[Work required]: Using the listing below, please gather every line containing the word "does".

[Input data]:
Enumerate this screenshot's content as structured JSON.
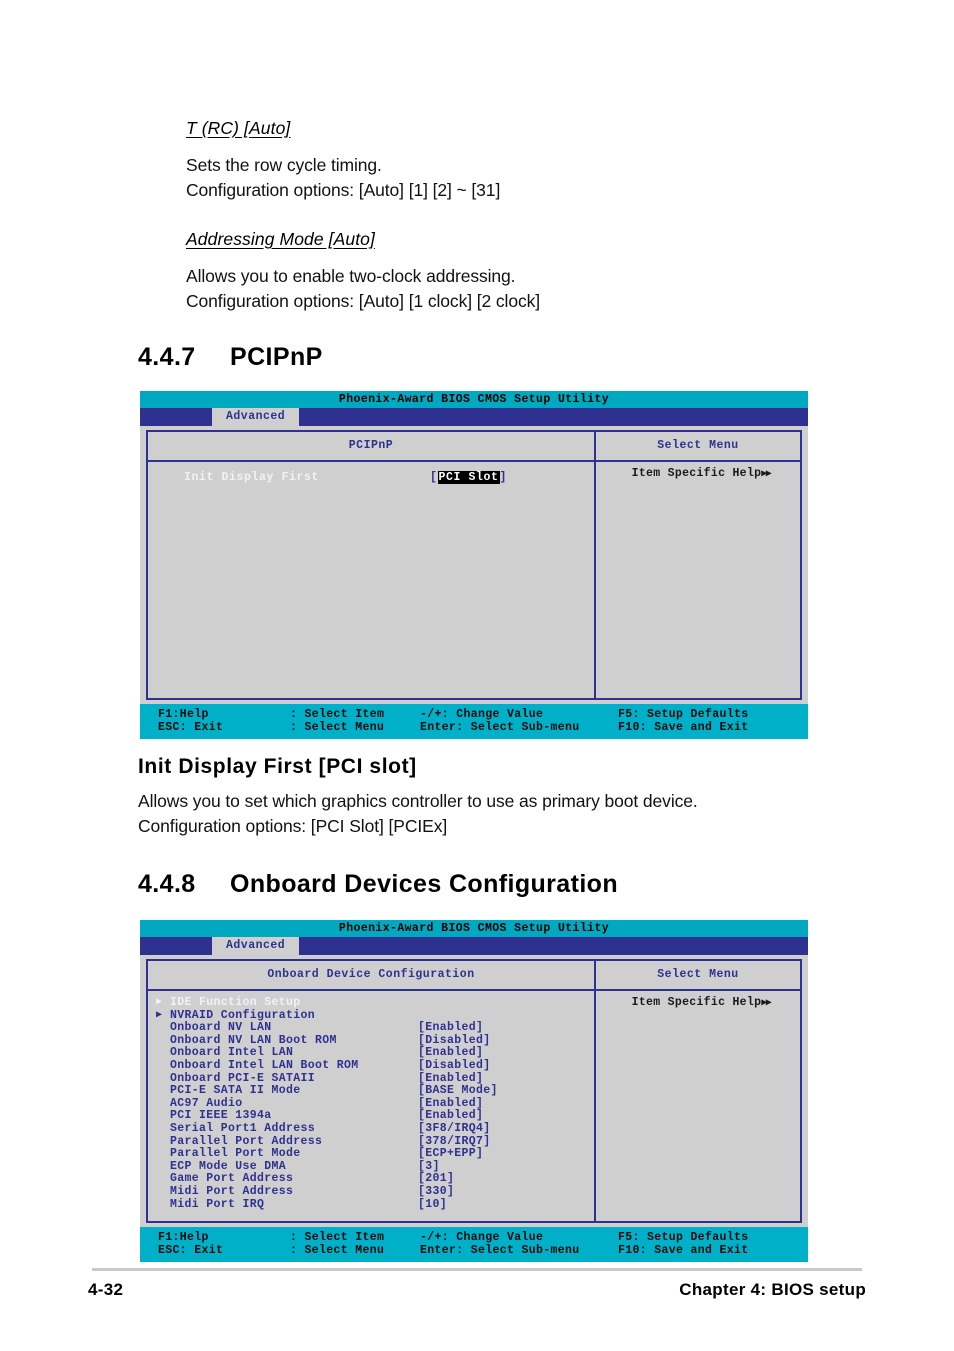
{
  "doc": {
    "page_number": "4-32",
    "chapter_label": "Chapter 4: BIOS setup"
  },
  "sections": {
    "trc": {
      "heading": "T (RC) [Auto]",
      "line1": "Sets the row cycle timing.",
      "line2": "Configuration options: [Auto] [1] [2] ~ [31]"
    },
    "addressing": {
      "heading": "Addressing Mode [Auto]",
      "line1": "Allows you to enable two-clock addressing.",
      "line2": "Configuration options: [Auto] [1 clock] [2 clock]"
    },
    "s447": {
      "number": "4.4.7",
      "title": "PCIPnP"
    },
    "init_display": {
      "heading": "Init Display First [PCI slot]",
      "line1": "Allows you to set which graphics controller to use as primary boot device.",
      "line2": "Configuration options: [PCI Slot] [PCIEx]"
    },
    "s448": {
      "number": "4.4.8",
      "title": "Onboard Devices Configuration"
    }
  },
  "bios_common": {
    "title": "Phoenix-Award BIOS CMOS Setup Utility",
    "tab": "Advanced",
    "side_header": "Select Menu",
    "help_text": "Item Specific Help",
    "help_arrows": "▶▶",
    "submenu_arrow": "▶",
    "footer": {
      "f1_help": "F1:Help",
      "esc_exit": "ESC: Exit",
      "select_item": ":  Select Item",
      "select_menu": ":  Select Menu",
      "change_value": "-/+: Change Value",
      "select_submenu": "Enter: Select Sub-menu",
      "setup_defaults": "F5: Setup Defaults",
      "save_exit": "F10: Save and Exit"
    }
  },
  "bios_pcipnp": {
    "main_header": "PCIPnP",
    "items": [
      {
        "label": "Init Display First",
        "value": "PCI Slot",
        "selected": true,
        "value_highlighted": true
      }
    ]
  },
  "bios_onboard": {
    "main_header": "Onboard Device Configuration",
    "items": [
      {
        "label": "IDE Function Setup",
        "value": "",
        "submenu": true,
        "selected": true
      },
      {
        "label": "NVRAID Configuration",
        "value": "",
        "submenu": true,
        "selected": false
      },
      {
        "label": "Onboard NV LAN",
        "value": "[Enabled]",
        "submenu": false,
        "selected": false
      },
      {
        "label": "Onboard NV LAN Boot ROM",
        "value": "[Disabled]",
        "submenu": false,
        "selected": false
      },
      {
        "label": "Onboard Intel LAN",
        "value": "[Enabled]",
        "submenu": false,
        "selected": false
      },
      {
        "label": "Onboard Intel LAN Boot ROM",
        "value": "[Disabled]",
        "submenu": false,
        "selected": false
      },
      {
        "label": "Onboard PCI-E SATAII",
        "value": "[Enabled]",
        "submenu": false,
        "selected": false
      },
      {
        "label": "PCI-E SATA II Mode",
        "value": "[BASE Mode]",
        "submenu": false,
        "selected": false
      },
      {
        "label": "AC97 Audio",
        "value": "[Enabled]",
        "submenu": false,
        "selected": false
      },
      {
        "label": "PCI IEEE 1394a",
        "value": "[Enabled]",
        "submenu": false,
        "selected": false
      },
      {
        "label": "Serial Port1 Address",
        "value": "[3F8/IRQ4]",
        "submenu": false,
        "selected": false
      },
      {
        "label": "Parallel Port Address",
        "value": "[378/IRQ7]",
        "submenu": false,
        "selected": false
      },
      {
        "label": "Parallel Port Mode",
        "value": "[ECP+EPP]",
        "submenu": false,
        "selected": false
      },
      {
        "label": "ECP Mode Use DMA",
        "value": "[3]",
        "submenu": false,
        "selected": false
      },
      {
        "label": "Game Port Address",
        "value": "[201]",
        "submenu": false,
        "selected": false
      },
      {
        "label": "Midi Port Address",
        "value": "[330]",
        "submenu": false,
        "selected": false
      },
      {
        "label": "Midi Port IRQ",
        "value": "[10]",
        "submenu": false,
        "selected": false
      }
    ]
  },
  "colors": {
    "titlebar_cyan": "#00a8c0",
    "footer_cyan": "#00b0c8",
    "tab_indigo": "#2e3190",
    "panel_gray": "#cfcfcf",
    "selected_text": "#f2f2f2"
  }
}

...

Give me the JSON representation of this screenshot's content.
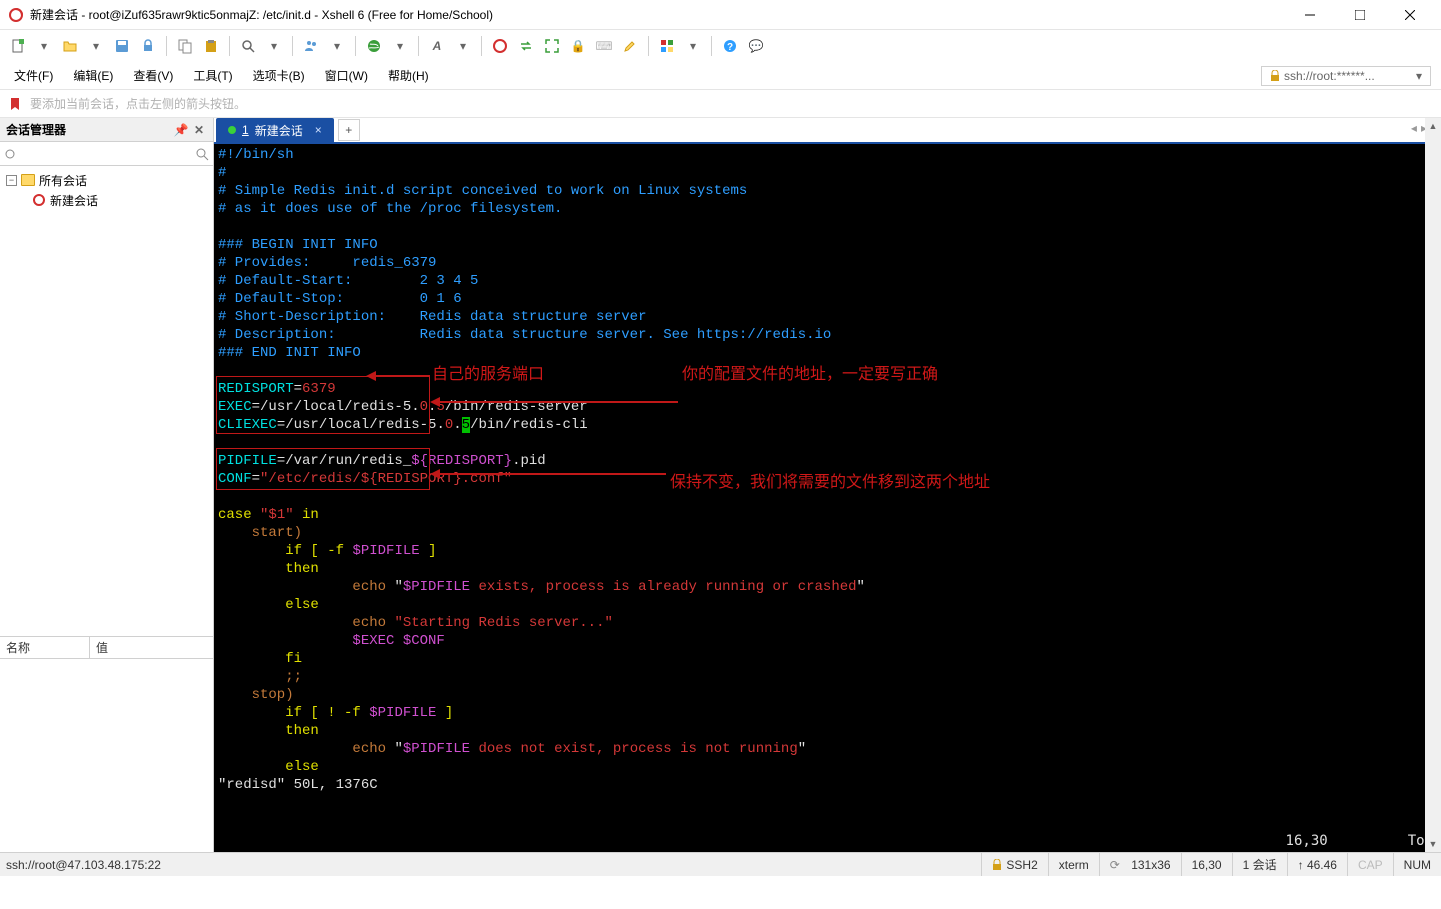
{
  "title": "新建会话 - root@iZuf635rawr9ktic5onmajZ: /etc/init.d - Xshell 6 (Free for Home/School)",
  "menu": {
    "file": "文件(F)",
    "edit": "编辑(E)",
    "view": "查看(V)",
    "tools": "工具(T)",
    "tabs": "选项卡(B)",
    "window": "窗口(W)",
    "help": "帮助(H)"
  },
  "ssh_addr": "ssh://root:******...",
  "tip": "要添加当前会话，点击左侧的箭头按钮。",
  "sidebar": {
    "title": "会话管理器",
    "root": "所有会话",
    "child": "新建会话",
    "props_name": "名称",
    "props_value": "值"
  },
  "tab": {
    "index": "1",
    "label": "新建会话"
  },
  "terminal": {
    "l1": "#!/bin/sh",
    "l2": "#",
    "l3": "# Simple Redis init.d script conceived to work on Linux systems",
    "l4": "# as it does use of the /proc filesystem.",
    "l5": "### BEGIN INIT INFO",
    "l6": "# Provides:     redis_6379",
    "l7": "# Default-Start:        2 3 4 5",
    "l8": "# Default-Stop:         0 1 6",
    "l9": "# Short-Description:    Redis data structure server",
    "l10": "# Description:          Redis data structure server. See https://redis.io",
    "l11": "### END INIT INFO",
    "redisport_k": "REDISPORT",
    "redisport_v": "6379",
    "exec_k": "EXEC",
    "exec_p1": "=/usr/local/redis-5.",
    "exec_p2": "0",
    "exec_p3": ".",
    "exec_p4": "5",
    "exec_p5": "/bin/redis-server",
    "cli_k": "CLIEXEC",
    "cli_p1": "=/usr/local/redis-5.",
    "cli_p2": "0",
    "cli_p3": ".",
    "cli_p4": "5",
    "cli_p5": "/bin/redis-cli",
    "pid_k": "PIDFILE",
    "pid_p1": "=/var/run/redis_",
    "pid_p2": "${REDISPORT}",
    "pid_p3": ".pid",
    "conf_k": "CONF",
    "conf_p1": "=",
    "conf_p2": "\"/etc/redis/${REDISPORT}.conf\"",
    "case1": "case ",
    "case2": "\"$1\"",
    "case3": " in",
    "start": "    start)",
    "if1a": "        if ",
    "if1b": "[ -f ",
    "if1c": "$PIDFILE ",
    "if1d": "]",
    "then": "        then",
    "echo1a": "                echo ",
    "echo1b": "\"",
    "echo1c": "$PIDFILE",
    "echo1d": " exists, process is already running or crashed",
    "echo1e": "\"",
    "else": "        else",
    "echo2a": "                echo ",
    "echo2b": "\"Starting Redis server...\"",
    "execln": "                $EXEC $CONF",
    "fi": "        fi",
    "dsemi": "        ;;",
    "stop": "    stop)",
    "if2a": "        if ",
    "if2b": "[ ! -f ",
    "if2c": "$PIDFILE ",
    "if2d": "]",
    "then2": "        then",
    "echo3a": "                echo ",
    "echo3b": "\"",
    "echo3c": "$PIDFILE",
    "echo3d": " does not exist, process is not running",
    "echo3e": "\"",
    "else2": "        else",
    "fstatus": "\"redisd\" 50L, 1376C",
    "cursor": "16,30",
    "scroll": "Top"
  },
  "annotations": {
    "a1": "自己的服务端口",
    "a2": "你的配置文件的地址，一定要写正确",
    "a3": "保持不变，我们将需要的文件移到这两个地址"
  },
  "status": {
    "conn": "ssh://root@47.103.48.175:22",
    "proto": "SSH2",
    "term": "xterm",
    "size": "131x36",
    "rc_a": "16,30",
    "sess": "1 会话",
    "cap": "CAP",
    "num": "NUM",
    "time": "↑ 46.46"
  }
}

---

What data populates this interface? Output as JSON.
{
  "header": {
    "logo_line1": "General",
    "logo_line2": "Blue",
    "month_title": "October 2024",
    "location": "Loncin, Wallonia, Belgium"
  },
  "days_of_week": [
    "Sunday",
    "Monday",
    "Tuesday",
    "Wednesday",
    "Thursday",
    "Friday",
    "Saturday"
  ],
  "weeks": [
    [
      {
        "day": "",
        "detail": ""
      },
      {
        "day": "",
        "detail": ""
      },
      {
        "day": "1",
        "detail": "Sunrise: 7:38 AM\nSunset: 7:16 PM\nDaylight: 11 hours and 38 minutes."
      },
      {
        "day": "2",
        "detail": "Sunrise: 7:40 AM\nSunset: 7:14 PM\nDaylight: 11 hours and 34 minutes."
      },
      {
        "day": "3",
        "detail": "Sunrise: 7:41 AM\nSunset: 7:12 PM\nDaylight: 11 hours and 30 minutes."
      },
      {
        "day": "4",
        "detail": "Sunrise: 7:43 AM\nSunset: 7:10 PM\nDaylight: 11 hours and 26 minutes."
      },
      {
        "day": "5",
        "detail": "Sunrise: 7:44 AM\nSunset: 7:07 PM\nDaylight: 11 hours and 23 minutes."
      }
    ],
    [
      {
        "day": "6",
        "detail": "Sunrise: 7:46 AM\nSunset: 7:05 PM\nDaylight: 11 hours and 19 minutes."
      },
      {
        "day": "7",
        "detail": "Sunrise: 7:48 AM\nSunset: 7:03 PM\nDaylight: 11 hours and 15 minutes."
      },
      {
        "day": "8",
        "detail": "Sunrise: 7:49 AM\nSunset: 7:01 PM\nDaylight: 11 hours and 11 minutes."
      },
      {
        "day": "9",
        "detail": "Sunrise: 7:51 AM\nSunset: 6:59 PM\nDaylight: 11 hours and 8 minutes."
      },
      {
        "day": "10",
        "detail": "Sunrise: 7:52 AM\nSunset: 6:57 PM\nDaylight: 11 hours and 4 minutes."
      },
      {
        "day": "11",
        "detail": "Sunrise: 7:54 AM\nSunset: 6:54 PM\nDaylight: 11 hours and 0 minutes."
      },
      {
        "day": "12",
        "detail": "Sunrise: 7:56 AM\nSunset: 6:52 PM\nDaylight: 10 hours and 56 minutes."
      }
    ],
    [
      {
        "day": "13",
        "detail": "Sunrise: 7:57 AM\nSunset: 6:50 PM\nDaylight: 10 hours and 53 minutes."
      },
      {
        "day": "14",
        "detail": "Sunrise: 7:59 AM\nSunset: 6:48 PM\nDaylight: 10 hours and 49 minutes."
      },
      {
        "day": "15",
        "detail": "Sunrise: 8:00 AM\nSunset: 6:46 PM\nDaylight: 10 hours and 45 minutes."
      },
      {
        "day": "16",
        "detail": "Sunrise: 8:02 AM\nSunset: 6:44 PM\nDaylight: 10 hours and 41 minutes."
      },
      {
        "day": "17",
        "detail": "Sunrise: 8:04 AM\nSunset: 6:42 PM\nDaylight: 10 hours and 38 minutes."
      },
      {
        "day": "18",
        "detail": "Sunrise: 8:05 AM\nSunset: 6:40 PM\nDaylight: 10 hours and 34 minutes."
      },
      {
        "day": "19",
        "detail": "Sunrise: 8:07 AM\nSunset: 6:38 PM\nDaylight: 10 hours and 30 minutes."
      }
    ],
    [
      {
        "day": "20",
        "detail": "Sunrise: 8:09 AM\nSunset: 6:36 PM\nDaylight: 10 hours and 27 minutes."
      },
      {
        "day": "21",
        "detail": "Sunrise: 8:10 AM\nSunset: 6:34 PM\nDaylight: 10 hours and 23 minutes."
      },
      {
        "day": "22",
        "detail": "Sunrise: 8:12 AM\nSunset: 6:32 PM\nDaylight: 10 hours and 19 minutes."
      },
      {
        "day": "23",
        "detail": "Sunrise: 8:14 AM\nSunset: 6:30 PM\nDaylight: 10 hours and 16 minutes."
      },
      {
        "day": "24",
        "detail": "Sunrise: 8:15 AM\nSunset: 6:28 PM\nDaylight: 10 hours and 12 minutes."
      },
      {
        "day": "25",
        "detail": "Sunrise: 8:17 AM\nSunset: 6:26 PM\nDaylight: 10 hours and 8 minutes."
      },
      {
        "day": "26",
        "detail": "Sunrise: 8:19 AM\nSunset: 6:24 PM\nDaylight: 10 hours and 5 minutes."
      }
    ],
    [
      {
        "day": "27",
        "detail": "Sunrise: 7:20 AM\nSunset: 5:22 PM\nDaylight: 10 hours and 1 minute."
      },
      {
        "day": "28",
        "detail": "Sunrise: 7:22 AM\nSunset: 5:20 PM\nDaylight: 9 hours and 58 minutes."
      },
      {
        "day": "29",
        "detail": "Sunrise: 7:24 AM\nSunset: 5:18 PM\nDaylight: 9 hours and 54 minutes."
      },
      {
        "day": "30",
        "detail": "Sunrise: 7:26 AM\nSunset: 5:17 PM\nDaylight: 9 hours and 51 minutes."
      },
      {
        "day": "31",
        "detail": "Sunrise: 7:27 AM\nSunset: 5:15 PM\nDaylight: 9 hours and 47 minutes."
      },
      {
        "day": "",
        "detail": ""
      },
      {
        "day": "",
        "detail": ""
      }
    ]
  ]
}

[Final answer]:
    "l4": "# as it does use of the /proc filesystem.",
    "echo3d": " does not exist, process is not running",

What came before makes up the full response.